Do this.
Copy each line of the listing below exactly.

(Recorded data)
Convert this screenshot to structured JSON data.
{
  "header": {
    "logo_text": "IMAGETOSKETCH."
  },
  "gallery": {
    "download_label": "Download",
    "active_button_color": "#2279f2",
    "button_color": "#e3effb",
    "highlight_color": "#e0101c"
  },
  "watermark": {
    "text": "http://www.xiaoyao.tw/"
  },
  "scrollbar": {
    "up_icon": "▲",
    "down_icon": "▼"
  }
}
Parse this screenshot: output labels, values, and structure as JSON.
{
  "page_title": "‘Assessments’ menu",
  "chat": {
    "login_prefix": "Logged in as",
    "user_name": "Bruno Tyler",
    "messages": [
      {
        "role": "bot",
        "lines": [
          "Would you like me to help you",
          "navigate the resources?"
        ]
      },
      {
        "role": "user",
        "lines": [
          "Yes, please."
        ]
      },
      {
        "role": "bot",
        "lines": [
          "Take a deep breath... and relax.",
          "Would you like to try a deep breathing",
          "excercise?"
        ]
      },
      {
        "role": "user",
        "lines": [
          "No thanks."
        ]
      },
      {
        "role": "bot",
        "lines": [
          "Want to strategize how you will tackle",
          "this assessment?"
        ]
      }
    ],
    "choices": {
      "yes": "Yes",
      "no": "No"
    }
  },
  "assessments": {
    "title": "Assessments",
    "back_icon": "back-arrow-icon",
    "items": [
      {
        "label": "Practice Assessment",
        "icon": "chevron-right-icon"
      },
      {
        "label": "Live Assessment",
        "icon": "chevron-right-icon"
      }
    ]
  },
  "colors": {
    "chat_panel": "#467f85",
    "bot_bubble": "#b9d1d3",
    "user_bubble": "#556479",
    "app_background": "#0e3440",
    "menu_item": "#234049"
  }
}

Output of the task.
Convert this screenshot to structured JSON data.
{
  "header": {
    "logo_text": "IMAGETOSKETCH."
  },
  "gallery": {
    "download_label": "Download",
    "active_button_color": "#2279f2",
    "button_color": "#e3effb",
    "highlight_color": "#e0101c"
  },
  "watermark": {
    "text": "http://www.xiaoyao.tw/"
  },
  "scrollbar": {
    "up_icon": "▲",
    "down_icon": "▼"
  }
}
Parse this screenshot: output labels, values, and structure as JSON.
{
  "page_title": "‘Assessments’ menu",
  "chat": {
    "login_prefix": "Logged in as",
    "user_name": "Bruno Tyler",
    "messages": [
      {
        "role": "bot",
        "lines": [
          "Would you like me to help you",
          "navigate the resources?"
        ]
      },
      {
        "role": "user",
        "lines": [
          "Yes, please."
        ]
      },
      {
        "role": "bot",
        "lines": [
          "Take a deep breath... and relax.",
          "Would you like to try a deep breathing",
          "excercise?"
        ]
      },
      {
        "role": "user",
        "lines": [
          "No thanks."
        ]
      },
      {
        "role": "bot",
        "lines": [
          "Want to strategize how you will tackle",
          "this assessment?"
        ]
      }
    ],
    "choices": {
      "yes": "Yes",
      "no": "No"
    }
  },
  "assessments": {
    "title": "Assessments",
    "back_icon": "back-arrow-icon",
    "items": [
      {
        "label": "Practice Assessment",
        "icon": "chevron-right-icon"
      },
      {
        "label": "Live Assessment",
        "icon": "chevron-right-icon"
      }
    ]
  },
  "colors": {
    "chat_panel": "#467f85",
    "bot_bubble": "#b9d1d3",
    "user_bubble": "#556479",
    "app_background": "#0e3440",
    "menu_item": "#234049"
  }
}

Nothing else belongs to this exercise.